**TASK REQUIREMENTS**.
Write out the material below again, unchanged.

**STORED DATA**.
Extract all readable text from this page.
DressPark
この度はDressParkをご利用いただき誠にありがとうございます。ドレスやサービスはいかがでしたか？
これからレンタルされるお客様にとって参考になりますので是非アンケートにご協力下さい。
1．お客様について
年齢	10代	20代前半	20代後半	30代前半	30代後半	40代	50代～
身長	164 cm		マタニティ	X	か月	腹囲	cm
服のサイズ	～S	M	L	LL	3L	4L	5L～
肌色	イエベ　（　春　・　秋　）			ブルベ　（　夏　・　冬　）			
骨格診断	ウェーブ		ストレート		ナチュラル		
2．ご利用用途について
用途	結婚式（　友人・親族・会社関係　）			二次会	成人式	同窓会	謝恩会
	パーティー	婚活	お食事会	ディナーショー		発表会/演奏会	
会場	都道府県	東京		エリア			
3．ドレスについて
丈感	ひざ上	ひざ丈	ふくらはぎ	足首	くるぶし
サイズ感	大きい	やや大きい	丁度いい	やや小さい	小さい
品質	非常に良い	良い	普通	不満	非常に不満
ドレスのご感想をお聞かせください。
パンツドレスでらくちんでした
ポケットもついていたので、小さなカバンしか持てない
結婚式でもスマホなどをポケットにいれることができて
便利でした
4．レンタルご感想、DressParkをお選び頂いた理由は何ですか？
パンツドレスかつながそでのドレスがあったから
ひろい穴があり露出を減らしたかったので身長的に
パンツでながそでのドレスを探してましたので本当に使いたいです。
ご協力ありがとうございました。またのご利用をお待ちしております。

**OUTPUT BELOW**.
Extract all readable text from this page.
DressPark
この度はDressParkをご利用いただき誠にありがとうございます。ドレスやサービスはいかがでしたか？
これからレンタルされるお客様にとって参考になりますので是非アンケートにご協力下さい。
1．お客様について
年齢	10代	20代前半	20代後半	30代前半	30代後半	40代	50代～
身長	164 cm		マタニティ	X	か月	腹囲	cm
服のサイズ	～S	M	L	LL	3L	4L	5L～
肌色	イエベ　（　春　・　秋　）			ブルベ　（　夏　・　冬　）			
骨格診断	ウェーブ		ストレート		ナチュラル		
2．ご利用用途について
用途	結婚式（　友人・親族・会社関係　）			二次会	成人式	同窓会	謝恩会
	パーティー	婚活	お食事会	ディナーショー		発表会/演奏会	
会場	都道府県	東京		エリア			
3．ドレスについて
丈感	ひざ上	ひざ丈	ふくらはぎ	足首	くるぶし
サイズ感	大きい	やや大きい	丁度いい	やや小さい	小さい
品質	非常に良い	良い	普通	不満	非常に不満
ドレスのご感想をお聞かせください。
パンツドレスでらくちんでした
ポケットもついていたので、小さなカバンしか持てない
結婚式でもスマホなどをポケットにいれることができて
便利でした
4．レンタルご感想、DressParkをお選び頂いた理由は何ですか？
パンツドレスかつながそでのドレスがあったから
ひろい穴があり露出を減らしたかったので身長的に
パンツでながそでのドレスを探してましたので本当に使いたいです。
ご協力ありがとうございました。またのご利用をお待ちしております。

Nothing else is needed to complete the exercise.